### REQUEST
Would you pull out every line of the material that contains the string "image"?

[Items from a data source]
^^^^^^^^

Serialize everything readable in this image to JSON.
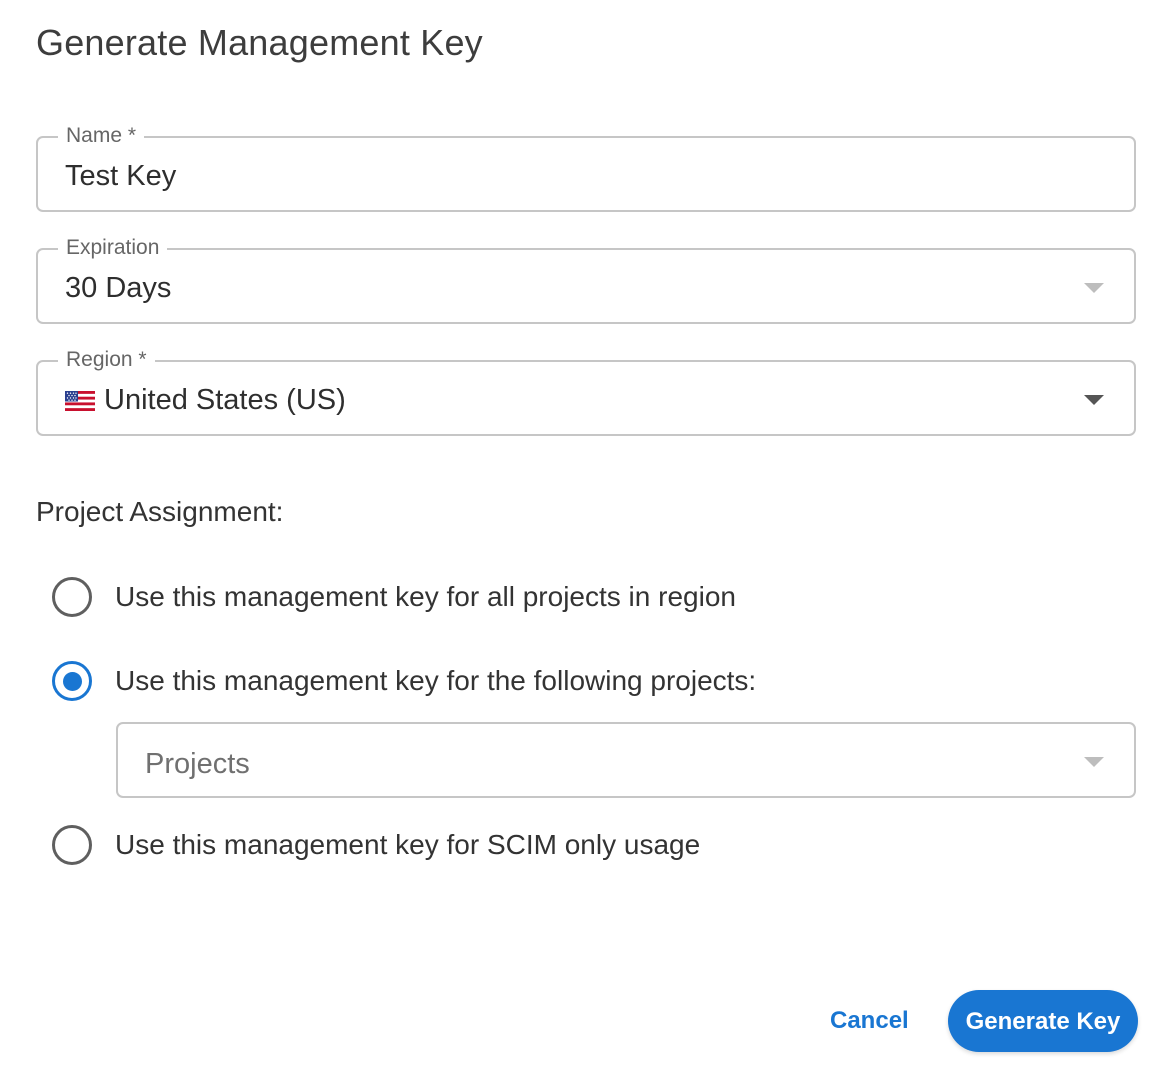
{
  "dialog": {
    "title": "Generate Management Key"
  },
  "fields": {
    "name": {
      "label": "Name *",
      "value": "Test Key"
    },
    "expiration": {
      "label": "Expiration",
      "value": "30 Days"
    },
    "region": {
      "label": "Region *",
      "flag_icon": "us-flag-icon",
      "value": "United States (US)"
    }
  },
  "project_assignment": {
    "label": "Project Assignment:",
    "options": [
      {
        "label": "Use this management key for all projects in region",
        "selected": false
      },
      {
        "label": "Use this management key for the following projects:",
        "selected": true
      },
      {
        "label": "Use this management key for SCIM only usage",
        "selected": false
      }
    ],
    "projects_select": {
      "placeholder": "Projects"
    }
  },
  "actions": {
    "cancel_label": "Cancel",
    "generate_label": "Generate Key"
  },
  "colors": {
    "accent": "#1976d2",
    "border": "#c6c6c6"
  }
}
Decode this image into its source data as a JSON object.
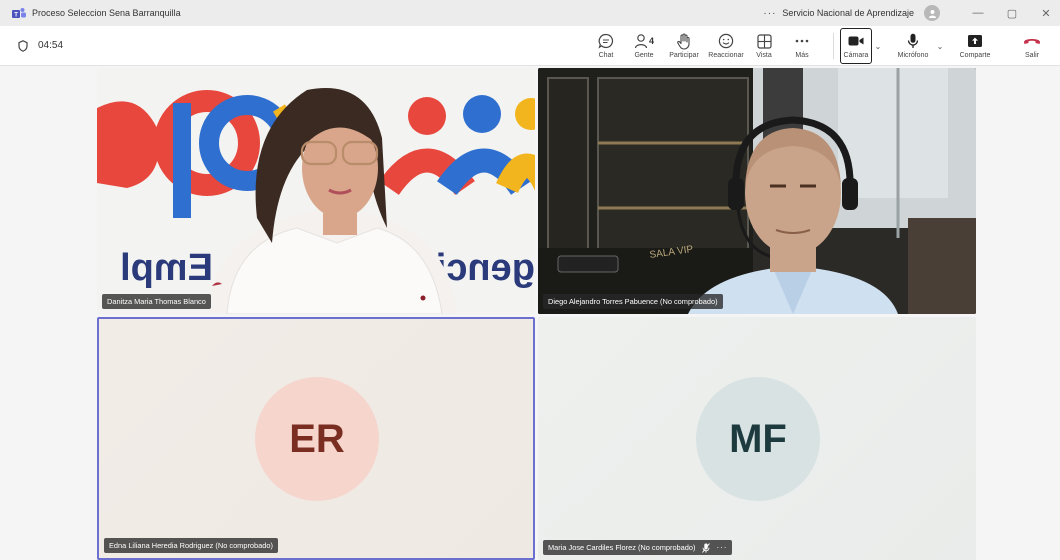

^^^^^^^^

### FULL RESPONSE
Serialize everything readable in this image to JSON.
Decode this image into its source data as a JSON object.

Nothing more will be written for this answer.